* Begin *
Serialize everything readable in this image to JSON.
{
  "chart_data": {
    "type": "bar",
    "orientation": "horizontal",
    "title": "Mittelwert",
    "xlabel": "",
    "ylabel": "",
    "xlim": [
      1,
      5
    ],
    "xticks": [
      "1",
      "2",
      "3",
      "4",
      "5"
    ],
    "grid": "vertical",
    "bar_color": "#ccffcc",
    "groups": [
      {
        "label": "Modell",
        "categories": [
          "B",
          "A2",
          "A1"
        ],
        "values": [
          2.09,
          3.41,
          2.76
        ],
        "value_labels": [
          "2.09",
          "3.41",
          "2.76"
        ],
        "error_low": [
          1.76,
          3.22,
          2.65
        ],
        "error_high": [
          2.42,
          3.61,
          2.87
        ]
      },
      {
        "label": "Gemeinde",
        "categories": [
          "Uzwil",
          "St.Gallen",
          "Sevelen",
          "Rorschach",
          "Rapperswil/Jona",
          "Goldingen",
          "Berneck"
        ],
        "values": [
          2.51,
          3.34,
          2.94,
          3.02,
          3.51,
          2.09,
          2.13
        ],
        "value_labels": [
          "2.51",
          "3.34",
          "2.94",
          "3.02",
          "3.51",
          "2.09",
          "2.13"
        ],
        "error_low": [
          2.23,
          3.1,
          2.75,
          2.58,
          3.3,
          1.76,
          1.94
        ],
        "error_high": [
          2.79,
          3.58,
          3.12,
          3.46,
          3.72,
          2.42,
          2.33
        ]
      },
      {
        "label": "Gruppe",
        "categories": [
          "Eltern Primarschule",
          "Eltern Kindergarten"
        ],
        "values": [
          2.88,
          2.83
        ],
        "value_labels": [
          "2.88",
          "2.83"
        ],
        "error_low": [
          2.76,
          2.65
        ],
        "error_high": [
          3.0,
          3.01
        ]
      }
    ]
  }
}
* End *
* Begin *
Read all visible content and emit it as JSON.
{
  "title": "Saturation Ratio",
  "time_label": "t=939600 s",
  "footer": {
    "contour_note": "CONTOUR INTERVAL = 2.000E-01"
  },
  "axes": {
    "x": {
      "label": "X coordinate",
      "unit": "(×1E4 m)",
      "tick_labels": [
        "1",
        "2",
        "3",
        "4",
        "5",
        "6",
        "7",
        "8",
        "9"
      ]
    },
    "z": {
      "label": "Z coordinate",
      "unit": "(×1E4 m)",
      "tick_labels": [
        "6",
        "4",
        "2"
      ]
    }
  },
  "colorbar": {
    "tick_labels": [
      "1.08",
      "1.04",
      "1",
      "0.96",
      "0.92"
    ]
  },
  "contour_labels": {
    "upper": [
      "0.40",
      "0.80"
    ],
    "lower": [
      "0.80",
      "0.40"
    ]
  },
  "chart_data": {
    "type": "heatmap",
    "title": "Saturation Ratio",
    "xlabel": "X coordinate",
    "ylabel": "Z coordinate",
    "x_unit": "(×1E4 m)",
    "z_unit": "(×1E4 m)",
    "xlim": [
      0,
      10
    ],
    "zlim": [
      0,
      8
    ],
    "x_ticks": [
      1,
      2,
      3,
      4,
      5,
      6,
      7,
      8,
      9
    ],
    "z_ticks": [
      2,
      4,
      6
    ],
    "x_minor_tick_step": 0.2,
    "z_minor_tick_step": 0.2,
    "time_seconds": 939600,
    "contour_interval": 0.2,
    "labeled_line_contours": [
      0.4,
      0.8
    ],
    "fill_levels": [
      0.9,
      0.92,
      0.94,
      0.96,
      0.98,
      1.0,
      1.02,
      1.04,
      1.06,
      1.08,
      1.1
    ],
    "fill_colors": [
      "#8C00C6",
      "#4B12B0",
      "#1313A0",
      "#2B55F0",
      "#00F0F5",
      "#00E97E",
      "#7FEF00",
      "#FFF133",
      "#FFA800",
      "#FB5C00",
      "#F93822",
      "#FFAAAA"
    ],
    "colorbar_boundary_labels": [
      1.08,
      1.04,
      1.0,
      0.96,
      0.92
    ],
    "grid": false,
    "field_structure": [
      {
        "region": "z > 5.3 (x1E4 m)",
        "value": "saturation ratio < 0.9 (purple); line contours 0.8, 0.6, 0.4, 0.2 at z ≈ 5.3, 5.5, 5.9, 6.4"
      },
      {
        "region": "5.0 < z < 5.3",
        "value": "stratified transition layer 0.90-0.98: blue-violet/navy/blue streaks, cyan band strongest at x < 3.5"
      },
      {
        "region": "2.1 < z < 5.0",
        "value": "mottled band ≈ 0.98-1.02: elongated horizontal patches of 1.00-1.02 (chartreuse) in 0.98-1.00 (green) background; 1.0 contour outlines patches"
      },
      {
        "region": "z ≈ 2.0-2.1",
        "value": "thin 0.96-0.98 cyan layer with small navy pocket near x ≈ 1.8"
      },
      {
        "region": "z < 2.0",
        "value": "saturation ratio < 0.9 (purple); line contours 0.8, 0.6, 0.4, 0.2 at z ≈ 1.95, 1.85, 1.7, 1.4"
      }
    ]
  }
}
* End *
■ TASK DIRECTIONS:
Search the preceding listing for the word "layer" and pull out every line that holds it.

■ ANSWER FOR THIS EXERCISE:
        "value": "stratified transition layer 0.90-0.98: blue-violet/navy/blue streaks, cyan band strongest at x < 3.5"
        "value": "thin 0.96-0.98 cyan layer with small navy pocket near x ≈ 1.8"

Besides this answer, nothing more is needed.